* Short exercise: Restate the entries below word for word, omitting nothing.
----
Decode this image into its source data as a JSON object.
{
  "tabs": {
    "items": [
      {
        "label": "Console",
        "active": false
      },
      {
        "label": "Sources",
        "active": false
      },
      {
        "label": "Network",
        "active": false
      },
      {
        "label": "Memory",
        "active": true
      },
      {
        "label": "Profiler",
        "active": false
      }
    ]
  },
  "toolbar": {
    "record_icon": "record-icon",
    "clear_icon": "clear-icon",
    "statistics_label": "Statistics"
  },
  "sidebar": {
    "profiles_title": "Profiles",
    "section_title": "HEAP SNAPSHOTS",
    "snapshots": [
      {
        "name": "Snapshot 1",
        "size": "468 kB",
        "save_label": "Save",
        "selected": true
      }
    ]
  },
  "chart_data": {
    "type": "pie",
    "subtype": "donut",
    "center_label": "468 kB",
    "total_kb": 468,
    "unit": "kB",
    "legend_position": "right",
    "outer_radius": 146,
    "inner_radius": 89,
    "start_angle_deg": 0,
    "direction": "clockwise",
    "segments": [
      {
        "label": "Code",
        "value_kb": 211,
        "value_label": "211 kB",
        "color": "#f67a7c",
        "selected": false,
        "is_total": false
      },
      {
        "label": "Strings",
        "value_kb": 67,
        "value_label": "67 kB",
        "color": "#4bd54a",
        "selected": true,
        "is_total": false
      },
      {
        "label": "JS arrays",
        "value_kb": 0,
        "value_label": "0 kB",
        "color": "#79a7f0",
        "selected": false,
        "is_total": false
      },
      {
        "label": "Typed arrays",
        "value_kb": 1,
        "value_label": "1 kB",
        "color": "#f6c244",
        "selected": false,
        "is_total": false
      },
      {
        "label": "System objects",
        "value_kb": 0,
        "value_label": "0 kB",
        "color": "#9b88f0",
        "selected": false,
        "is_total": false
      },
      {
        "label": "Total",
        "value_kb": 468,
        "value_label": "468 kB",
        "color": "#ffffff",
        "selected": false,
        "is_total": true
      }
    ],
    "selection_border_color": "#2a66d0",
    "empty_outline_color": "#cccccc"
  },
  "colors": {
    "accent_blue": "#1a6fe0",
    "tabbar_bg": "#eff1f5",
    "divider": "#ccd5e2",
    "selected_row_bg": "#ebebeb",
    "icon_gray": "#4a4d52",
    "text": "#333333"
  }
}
----
* Exercise result:
Decode this image into its source data as a JSON object.
{
  "tabs": {
    "items": [
      {
        "label": "Console",
        "active": false
      },
      {
        "label": "Sources",
        "active": false
      },
      {
        "label": "Network",
        "active": false
      },
      {
        "label": "Memory",
        "active": true
      },
      {
        "label": "Profiler",
        "active": false
      }
    ]
  },
  "toolbar": {
    "record_icon": "record-icon",
    "clear_icon": "clear-icon",
    "statistics_label": "Statistics"
  },
  "sidebar": {
    "profiles_title": "Profiles",
    "section_title": "HEAP SNAPSHOTS",
    "snapshots": [
      {
        "name": "Snapshot 1",
        "size": "468 kB",
        "save_label": "Save",
        "selected": true
      }
    ]
  },
  "chart_data": {
    "type": "pie",
    "subtype": "donut",
    "center_label": "468 kB",
    "total_kb": 468,
    "unit": "kB",
    "legend_position": "right",
    "outer_radius": 146,
    "inner_radius": 89,
    "start_angle_deg": 0,
    "direction": "clockwise",
    "segments": [
      {
        "label": "Code",
        "value_kb": 211,
        "value_label": "211 kB",
        "color": "#f67a7c",
        "selected": false,
        "is_total": false
      },
      {
        "label": "Strings",
        "value_kb": 67,
        "value_label": "67 kB",
        "color": "#4bd54a",
        "selected": true,
        "is_total": false
      },
      {
        "label": "JS arrays",
        "value_kb": 0,
        "value_label": "0 kB",
        "color": "#79a7f0",
        "selected": false,
        "is_total": false
      },
      {
        "label": "Typed arrays",
        "value_kb": 1,
        "value_label": "1 kB",
        "color": "#f6c244",
        "selected": false,
        "is_total": false
      },
      {
        "label": "System objects",
        "value_kb": 0,
        "value_label": "0 kB",
        "color": "#9b88f0",
        "selected": false,
        "is_total": false
      },
      {
        "label": "Total",
        "value_kb": 468,
        "value_label": "468 kB",
        "color": "#ffffff",
        "selected": false,
        "is_total": true
      }
    ],
    "selection_border_color": "#2a66d0",
    "empty_outline_color": "#cccccc"
  },
  "colors": {
    "accent_blue": "#1a6fe0",
    "tabbar_bg": "#eff1f5",
    "divider": "#ccd5e2",
    "selected_row_bg": "#ebebeb",
    "icon_gray": "#4a4d52",
    "text": "#333333"
  }
}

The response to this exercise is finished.